-- start Excerpted records --

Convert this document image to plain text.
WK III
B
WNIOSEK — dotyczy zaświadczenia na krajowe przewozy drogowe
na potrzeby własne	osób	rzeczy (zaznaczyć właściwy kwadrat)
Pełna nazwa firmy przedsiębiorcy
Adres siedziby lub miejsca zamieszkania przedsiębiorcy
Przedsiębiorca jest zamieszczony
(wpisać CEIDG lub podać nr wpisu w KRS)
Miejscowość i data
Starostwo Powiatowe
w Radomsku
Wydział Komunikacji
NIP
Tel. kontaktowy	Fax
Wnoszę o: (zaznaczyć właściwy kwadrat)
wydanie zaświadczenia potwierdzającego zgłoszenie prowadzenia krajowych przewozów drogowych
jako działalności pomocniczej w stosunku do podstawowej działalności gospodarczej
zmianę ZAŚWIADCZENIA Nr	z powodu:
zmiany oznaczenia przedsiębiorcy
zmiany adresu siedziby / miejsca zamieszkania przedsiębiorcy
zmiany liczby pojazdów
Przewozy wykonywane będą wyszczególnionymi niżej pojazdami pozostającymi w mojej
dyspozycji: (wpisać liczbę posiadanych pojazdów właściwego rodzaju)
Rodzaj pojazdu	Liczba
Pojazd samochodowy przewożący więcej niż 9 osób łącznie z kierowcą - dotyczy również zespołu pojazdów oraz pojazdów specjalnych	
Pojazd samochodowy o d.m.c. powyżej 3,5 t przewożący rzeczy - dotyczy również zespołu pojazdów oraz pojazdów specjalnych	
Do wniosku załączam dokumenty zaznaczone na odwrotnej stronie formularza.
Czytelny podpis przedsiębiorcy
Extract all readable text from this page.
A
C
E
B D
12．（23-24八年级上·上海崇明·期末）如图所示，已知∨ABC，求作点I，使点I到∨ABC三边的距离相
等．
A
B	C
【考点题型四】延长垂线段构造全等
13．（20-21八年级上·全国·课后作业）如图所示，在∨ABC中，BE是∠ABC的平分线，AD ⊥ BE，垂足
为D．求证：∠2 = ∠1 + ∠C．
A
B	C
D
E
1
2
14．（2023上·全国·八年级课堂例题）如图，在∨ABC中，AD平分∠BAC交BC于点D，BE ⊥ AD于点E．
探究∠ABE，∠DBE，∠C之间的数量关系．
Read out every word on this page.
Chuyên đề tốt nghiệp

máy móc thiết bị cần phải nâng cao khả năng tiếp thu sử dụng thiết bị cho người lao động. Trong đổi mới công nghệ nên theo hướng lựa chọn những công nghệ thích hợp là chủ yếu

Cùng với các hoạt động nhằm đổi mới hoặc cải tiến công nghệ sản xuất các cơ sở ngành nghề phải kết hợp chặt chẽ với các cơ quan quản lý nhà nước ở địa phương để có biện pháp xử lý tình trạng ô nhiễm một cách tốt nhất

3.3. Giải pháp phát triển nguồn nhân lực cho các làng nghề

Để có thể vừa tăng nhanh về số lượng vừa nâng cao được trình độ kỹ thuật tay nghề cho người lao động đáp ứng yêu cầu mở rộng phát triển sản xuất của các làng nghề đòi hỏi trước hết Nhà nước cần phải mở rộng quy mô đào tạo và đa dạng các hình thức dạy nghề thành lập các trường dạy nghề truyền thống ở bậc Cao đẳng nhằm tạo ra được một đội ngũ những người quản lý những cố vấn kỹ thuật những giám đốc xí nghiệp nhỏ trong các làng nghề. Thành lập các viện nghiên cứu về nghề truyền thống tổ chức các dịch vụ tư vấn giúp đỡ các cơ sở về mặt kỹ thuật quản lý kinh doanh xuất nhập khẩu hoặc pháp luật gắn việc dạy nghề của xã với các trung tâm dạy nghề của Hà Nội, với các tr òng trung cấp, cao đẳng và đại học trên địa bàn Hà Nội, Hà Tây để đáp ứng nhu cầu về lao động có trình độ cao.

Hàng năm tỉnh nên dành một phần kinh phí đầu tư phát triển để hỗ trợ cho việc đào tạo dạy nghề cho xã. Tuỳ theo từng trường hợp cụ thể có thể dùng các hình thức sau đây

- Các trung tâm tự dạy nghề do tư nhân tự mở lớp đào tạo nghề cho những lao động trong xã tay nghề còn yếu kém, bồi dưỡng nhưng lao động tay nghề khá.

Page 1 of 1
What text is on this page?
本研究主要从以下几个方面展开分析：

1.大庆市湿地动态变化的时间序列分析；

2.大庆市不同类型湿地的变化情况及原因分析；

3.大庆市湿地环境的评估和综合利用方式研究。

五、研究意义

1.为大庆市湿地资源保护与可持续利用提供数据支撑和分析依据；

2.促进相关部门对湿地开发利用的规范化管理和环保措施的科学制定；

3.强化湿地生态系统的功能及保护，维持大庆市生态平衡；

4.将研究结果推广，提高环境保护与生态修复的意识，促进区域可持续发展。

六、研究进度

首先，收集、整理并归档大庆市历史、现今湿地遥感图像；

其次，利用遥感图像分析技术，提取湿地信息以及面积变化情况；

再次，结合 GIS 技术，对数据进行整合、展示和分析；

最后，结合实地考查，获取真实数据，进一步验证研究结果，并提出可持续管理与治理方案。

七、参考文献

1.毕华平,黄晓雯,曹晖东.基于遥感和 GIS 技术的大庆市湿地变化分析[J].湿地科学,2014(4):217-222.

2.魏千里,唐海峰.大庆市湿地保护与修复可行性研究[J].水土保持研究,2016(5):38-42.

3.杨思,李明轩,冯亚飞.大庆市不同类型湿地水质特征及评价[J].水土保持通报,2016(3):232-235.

-- end Excerpted records --

**Problem to work on**: Quote the entire listing above exactly.

**Task result**:
Convert this document image to plain text.
WK III
B
WNIOSEK — dotyczy zaświadczenia na krajowe przewozy drogowe
na potrzeby własne	osób	rzeczy (zaznaczyć właściwy kwadrat)
Pełna nazwa firmy przedsiębiorcy
Adres siedziby lub miejsca zamieszkania przedsiębiorcy
Przedsiębiorca jest zamieszczony
(wpisać CEIDG lub podać nr wpisu w KRS)
Miejscowość i data
Starostwo Powiatowe
w Radomsku
Wydział Komunikacji
NIP
Tel. kontaktowy	Fax
Wnoszę o: (zaznaczyć właściwy kwadrat)
wydanie zaświadczenia potwierdzającego zgłoszenie prowadzenia krajowych przewozów drogowych
jako działalności pomocniczej w stosunku do podstawowej działalności gospodarczej
zmianę ZAŚWIADCZENIA Nr	z powodu:
zmiany oznaczenia przedsiębiorcy
zmiany adresu siedziby / miejsca zamieszkania przedsiębiorcy
zmiany liczby pojazdów
Przewozy wykonywane będą wyszczególnionymi niżej pojazdami pozostającymi w mojej
dyspozycji: (wpisać liczbę posiadanych pojazdów właściwego rodzaju)
Rodzaj pojazdu	Liczba
Pojazd samochodowy przewożący więcej niż 9 osób łącznie z kierowcą - dotyczy również zespołu pojazdów oraz pojazdów specjalnych	
Pojazd samochodowy o d.m.c. powyżej 3,5 t przewożący rzeczy - dotyczy również zespołu pojazdów oraz pojazdów specjalnych	
Do wniosku załączam dokumenty zaznaczone na odwrotnej stronie formularza.
Czytelny podpis przedsiębiorcy
Extract all readable text from this page.
A
C
E
B D
12．（23-24八年级上·上海崇明·期末）如图所示，已知∨ABC，求作点I，使点I到∨ABC三边的距离相
等．
A
B	C
【考点题型四】延长垂线段构造全等
13．（20-21八年级上·全国·课后作业）如图所示，在∨ABC中，BE是∠ABC的平分线，AD ⊥ BE，垂足
为D．求证：∠2 = ∠1 + ∠C．
A
B	C
D
E
1
2
14．（2023上·全国·八年级课堂例题）如图，在∨ABC中，AD平分∠BAC交BC于点D，BE ⊥ AD于点E．
探究∠ABE，∠DBE，∠C之间的数量关系．
Read out every word on this page.
Chuyên đề tốt nghiệp

máy móc thiết bị cần phải nâng cao khả năng tiếp thu sử dụng thiết bị cho người lao động. Trong đổi mới công nghệ nên theo hướng lựa chọn những công nghệ thích hợp là chủ yếu

Cùng với các hoạt động nhằm đổi mới hoặc cải tiến công nghệ sản xuất các cơ sở ngành nghề phải kết hợp chặt chẽ với các cơ quan quản lý nhà nước ở địa phương để có biện pháp xử lý tình trạng ô nhiễm một cách tốt nhất

3.3. Giải pháp phát triển nguồn nhân lực cho các làng nghề

Để có thể vừa tăng nhanh về số lượng vừa nâng cao được trình độ kỹ thuật tay nghề cho người lao động đáp ứng yêu cầu mở rộng phát triển sản xuất của các làng nghề đòi hỏi trước hết Nhà nước cần phải mở rộng quy mô đào tạo và đa dạng các hình thức dạy nghề thành lập các trường dạy nghề truyền thống ở bậc Cao đẳng nhằm tạo ra được một đội ngũ những người quản lý những cố vấn kỹ thuật những giám đốc xí nghiệp nhỏ trong các làng nghề. Thành lập các viện nghiên cứu về nghề truyền thống tổ chức các dịch vụ tư vấn giúp đỡ các cơ sở về mặt kỹ thuật quản lý kinh doanh xuất nhập khẩu hoặc pháp luật gắn việc dạy nghề của xã với các trung tâm dạy nghề của Hà Nội, với các tr òng trung cấp, cao đẳng và đại học trên địa bàn Hà Nội, Hà Tây để đáp ứng nhu cầu về lao động có trình độ cao.

Hàng năm tỉnh nên dành một phần kinh phí đầu tư phát triển để hỗ trợ cho việc đào tạo dạy nghề cho xã. Tuỳ theo từng trường hợp cụ thể có thể dùng các hình thức sau đây

- Các trung tâm tự dạy nghề do tư nhân tự mở lớp đào tạo nghề cho những lao động trong xã tay nghề còn yếu kém, bồi dưỡng nhưng lao động tay nghề khá.

Page 1 of 1
What text is on this page?
本研究主要从以下几个方面展开分析：

1.大庆市湿地动态变化的时间序列分析；

2.大庆市不同类型湿地的变化情况及原因分析；

3.大庆市湿地环境的评估和综合利用方式研究。

五、研究意义

1.为大庆市湿地资源保护与可持续利用提供数据支撑和分析依据；

2.促进相关部门对湿地开发利用的规范化管理和环保措施的科学制定；

3.强化湿地生态系统的功能及保护，维持大庆市生态平衡；

4.将研究结果推广，提高环境保护与生态修复的意识，促进区域可持续发展。

六、研究进度

首先，收集、整理并归档大庆市历史、现今湿地遥感图像；

其次，利用遥感图像分析技术，提取湿地信息以及面积变化情况；

再次，结合 GIS 技术，对数据进行整合、展示和分析；

最后，结合实地考查，获取真实数据，进一步验证研究结果，并提出可持续管理与治理方案。

七、参考文献

1.毕华平,黄晓雯,曹晖东.基于遥感和 GIS 技术的大庆市湿地变化分析[J].湿地科学,2014(4):217-222.

2.魏千里,唐海峰.大庆市湿地保护与修复可行性研究[J].水土保持研究,2016(5):38-42.

3.杨思,李明轩,冯亚飞.大庆市不同类型湿地水质特征及评价[J].水土保持通报,2016(3):232-235.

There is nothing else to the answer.